EXERCISE DESCRIPTION
Every line that contains the word "поколение" should be copied out.

(Items from a dataset)
****************************************

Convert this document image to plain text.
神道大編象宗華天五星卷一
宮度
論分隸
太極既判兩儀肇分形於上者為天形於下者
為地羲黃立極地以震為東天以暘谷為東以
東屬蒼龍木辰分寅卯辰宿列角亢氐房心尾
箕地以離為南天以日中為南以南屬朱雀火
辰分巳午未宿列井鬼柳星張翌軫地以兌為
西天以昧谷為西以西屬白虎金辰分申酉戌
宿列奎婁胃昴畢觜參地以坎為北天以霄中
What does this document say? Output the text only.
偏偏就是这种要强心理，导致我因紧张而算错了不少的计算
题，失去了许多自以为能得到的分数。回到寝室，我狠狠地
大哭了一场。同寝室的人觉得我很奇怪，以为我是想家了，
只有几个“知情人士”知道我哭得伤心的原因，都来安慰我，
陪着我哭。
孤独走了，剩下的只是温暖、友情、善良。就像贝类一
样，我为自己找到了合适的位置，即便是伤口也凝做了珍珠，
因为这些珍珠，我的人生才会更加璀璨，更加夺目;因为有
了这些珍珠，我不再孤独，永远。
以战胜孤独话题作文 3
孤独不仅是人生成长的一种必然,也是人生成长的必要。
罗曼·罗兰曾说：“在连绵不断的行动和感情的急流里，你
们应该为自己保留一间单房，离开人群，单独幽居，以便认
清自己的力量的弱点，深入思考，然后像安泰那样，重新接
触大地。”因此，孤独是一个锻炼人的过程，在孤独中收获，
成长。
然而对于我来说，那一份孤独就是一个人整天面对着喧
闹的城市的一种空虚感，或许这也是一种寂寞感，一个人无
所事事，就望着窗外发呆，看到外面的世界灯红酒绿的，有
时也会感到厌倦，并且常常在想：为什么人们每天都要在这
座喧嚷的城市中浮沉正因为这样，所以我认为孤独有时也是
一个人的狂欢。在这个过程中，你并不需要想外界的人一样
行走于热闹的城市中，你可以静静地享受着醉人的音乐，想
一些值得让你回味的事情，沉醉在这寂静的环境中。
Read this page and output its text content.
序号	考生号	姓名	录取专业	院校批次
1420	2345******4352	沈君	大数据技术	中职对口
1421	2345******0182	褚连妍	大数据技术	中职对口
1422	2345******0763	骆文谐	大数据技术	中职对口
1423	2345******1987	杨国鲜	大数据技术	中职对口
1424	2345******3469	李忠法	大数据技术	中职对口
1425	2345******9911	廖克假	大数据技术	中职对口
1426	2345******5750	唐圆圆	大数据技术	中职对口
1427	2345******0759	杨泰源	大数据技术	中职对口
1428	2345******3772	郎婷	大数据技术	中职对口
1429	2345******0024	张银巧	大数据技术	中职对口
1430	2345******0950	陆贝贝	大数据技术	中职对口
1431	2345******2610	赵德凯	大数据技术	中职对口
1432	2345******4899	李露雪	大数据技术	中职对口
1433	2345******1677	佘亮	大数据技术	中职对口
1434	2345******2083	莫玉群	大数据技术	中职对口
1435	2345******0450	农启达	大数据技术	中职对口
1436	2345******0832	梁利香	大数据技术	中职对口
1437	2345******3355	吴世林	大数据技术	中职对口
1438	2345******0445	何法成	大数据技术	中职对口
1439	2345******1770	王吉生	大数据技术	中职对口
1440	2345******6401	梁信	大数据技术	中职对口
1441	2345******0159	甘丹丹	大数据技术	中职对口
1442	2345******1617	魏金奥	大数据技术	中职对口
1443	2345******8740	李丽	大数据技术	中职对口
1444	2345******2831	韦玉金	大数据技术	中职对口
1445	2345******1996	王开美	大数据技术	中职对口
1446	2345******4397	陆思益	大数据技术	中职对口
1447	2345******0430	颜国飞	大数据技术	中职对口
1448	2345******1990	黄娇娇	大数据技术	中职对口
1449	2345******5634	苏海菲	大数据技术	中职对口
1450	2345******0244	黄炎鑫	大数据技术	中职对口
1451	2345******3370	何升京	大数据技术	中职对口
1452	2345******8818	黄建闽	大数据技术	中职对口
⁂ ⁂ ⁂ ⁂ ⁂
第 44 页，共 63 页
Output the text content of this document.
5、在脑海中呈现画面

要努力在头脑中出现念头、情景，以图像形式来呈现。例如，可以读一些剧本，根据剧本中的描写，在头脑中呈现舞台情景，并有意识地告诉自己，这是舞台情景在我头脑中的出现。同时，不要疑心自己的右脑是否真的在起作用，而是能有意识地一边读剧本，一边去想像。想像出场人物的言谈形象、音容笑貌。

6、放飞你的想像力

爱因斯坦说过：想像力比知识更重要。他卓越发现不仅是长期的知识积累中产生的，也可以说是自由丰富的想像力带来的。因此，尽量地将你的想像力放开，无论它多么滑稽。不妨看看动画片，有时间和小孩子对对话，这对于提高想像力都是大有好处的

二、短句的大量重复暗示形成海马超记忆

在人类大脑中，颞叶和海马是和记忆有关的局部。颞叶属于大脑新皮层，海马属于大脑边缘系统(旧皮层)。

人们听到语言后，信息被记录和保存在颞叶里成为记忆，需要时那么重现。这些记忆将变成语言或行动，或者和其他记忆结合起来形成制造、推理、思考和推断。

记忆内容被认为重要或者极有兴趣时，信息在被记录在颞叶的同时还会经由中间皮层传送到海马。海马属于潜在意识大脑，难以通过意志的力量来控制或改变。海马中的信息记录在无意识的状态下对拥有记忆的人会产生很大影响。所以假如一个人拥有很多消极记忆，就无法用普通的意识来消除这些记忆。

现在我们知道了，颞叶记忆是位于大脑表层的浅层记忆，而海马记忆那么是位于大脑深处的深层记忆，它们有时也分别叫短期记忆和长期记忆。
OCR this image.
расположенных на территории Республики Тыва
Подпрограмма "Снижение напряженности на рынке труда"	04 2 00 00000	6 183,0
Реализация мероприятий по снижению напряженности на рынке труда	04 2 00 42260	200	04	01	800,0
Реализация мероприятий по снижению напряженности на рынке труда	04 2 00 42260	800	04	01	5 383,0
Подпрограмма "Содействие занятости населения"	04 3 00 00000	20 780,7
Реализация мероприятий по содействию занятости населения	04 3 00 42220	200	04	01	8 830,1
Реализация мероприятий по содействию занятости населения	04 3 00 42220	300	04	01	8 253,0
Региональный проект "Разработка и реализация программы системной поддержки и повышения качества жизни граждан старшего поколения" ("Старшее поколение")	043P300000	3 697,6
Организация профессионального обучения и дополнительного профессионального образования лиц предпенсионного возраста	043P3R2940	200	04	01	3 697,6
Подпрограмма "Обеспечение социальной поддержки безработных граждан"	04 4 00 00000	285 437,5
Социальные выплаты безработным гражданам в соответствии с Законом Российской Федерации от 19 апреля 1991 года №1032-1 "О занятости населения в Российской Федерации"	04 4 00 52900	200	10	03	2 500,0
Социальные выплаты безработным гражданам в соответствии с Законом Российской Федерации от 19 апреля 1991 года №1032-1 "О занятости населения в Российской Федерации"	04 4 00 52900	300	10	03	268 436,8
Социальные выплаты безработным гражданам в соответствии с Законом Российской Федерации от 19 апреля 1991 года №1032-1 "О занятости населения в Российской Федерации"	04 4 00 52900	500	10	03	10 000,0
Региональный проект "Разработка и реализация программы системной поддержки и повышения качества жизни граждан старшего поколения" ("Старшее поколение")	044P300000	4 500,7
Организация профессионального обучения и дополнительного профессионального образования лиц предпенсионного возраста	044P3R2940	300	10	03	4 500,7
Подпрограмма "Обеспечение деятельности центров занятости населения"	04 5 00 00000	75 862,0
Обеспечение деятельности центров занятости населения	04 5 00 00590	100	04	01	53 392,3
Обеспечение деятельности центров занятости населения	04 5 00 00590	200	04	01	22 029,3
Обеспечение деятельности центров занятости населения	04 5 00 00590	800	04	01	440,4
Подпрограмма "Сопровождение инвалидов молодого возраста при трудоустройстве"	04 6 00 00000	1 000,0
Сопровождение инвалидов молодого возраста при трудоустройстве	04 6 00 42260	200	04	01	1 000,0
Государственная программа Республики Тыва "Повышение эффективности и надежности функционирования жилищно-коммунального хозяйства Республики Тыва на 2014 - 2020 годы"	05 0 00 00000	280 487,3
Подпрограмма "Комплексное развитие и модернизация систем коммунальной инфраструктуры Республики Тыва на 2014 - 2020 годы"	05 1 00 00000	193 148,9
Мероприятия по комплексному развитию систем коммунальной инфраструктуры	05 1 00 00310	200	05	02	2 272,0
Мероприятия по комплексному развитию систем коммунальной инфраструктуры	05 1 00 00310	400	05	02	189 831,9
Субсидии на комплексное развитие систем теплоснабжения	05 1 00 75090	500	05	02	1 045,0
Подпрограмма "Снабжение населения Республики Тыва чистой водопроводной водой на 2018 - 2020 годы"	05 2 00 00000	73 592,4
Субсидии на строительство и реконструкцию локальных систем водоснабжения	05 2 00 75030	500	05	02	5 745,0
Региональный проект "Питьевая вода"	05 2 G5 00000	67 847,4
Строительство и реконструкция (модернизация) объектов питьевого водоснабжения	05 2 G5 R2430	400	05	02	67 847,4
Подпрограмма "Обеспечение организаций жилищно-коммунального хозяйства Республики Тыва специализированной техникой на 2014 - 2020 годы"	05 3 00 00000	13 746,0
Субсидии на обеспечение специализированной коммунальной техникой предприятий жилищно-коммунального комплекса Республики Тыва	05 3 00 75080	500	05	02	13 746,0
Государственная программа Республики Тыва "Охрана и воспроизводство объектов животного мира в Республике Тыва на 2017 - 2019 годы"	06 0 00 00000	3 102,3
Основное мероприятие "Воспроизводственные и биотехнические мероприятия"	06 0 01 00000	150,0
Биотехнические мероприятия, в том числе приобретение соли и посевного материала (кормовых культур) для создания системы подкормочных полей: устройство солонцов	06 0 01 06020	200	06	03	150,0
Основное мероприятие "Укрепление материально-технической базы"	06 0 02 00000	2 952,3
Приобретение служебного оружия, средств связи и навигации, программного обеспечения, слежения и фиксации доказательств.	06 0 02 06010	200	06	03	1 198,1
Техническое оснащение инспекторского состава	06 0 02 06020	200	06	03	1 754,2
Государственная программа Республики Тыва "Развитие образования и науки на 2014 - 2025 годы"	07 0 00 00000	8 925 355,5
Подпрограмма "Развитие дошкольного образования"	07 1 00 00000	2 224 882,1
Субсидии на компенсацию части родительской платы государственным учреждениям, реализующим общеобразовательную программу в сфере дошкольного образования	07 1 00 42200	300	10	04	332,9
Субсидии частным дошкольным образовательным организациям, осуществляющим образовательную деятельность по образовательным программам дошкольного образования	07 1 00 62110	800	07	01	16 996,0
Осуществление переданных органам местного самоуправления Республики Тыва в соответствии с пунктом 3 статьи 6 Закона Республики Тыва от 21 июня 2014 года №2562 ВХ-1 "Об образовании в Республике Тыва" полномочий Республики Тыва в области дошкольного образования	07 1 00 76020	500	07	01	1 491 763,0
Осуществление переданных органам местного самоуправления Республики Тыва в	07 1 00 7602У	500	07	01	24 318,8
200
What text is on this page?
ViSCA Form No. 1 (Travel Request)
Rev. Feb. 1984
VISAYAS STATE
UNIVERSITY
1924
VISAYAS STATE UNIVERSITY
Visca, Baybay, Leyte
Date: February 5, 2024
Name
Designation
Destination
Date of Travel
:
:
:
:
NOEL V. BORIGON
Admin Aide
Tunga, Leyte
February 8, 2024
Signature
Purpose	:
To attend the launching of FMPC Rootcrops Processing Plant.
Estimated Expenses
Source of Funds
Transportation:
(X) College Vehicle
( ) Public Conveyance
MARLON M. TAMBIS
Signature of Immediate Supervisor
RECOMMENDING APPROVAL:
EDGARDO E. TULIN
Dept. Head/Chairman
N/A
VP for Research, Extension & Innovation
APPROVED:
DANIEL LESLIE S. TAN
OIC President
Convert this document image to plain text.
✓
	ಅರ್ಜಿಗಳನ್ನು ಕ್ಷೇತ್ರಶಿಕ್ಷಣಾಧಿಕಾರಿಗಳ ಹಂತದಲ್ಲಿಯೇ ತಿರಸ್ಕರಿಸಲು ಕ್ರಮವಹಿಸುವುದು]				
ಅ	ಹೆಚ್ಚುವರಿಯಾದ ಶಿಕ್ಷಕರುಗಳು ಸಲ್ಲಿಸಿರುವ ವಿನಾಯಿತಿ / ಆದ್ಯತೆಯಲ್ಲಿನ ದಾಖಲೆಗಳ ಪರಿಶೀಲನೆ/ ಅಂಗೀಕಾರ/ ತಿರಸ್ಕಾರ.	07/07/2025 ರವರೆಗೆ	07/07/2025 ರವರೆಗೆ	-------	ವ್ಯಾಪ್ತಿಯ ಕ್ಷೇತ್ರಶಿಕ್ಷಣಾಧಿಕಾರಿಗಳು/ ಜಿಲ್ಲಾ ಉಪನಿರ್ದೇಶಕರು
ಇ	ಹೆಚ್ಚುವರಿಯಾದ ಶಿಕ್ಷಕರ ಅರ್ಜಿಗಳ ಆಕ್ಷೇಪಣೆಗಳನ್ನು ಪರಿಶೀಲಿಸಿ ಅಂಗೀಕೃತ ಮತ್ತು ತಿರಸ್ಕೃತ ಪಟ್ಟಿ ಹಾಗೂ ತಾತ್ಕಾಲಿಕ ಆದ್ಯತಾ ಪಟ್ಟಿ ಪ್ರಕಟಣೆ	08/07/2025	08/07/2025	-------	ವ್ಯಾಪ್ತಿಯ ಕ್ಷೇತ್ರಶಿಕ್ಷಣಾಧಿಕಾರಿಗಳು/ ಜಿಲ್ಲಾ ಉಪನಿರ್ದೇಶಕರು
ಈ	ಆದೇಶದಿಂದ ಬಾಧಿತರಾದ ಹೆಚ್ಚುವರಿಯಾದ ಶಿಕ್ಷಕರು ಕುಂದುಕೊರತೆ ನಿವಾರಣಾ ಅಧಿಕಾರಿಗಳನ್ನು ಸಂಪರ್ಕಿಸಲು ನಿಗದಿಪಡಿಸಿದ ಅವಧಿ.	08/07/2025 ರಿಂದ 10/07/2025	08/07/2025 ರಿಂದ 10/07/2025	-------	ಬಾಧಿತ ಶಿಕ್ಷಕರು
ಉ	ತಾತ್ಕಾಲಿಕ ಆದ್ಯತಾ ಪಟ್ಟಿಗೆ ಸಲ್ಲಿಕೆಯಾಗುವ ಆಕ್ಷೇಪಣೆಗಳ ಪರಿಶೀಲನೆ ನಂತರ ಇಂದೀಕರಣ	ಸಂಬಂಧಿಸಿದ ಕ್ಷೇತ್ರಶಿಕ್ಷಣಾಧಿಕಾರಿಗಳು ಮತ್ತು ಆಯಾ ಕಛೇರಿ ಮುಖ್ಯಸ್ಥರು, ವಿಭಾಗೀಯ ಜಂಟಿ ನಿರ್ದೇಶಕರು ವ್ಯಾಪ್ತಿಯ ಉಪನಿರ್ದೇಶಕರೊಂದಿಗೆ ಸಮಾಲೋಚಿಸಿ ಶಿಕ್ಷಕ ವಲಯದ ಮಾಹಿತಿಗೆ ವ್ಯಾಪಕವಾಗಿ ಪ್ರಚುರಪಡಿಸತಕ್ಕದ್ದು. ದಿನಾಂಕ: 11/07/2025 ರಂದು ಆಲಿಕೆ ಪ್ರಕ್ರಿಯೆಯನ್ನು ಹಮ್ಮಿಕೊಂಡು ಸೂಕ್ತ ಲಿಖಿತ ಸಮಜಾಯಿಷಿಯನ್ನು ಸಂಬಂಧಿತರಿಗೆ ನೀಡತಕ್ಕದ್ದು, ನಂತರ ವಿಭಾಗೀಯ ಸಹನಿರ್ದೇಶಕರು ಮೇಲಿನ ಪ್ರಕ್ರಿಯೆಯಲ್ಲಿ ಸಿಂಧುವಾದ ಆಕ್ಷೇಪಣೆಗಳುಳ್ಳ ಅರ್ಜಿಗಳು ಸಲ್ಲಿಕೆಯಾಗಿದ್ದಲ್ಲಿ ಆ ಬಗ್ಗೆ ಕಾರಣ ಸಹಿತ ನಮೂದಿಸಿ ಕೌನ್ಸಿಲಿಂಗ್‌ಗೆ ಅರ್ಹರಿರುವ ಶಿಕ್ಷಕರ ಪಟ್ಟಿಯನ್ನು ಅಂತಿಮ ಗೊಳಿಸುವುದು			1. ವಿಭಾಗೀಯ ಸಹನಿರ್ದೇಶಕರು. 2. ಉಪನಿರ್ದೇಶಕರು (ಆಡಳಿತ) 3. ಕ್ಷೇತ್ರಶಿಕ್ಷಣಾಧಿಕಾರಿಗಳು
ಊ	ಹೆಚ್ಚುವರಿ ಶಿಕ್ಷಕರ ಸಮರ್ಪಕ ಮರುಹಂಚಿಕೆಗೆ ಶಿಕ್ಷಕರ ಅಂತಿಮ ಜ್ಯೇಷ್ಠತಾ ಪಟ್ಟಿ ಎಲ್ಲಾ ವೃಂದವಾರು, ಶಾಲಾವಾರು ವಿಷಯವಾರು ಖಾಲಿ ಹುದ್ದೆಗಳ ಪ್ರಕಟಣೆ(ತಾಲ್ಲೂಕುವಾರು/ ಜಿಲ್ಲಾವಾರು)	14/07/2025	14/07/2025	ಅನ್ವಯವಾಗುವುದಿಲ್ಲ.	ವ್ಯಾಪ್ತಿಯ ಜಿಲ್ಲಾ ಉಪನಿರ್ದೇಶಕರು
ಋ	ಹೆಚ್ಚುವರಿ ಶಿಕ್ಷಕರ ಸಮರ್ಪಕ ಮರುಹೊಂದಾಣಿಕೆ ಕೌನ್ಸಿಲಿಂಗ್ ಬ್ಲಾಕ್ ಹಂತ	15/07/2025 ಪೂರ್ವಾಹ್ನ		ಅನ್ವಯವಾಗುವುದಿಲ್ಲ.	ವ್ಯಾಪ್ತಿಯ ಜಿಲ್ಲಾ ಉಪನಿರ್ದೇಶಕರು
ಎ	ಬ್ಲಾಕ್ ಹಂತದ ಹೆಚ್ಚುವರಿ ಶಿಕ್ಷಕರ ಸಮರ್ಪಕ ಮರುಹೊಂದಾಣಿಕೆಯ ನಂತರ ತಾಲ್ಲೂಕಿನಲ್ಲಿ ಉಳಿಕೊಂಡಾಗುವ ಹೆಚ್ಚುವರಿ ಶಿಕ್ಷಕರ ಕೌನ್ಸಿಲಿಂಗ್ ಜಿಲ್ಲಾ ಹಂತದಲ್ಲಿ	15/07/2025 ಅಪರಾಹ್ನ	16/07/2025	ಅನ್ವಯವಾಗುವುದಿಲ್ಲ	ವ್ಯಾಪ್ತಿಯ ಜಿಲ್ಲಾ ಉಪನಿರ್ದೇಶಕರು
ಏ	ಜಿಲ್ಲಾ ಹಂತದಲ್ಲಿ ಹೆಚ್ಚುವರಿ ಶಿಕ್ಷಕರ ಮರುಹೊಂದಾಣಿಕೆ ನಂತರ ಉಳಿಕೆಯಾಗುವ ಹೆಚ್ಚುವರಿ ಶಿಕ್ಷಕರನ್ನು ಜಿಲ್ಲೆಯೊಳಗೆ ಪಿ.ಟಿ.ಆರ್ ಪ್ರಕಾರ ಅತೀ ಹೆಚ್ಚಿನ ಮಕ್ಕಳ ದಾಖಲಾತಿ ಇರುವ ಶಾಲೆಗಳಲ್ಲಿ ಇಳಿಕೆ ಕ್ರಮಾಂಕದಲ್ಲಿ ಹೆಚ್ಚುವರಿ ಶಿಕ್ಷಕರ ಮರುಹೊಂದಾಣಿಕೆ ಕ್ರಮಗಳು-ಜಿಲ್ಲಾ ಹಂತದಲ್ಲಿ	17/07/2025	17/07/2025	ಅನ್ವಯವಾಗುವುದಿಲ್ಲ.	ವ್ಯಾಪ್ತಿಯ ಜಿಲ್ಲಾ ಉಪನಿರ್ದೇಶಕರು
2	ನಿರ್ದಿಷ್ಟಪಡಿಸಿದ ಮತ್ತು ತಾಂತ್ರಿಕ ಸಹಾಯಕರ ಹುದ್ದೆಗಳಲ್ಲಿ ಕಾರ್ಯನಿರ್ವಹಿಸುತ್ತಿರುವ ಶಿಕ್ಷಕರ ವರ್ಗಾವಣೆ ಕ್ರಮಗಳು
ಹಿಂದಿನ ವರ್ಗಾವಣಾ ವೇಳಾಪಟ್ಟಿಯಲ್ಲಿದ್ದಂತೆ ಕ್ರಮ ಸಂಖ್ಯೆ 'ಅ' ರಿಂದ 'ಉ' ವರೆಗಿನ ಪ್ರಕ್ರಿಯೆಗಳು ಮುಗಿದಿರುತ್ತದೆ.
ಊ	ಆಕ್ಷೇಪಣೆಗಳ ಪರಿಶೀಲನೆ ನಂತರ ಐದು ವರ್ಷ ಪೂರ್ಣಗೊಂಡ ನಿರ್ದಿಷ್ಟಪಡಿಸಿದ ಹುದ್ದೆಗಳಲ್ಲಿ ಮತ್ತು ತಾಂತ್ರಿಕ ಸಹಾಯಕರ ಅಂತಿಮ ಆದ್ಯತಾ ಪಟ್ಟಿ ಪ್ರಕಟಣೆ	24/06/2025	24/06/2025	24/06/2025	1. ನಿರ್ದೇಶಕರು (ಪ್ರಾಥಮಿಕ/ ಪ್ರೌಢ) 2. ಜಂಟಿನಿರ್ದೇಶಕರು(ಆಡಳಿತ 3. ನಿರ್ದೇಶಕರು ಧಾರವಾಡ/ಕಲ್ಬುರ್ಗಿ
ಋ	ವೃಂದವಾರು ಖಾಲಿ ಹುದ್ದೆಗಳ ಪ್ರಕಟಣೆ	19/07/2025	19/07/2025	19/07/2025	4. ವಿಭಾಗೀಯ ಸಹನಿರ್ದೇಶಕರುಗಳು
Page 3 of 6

****************************************

FINISHED TASK
Региональный проект "Разработка и реализация программы системной поддержки и повышения качества жизни граждан старшего поколения" ("Старшее поколение")	043P300000	3 697,6
Региональный проект "Разработка и реализация программы системной поддержки и повышения качества жизни граждан старшего поколения" ("Старшее поколение")	044P300000	4 500,7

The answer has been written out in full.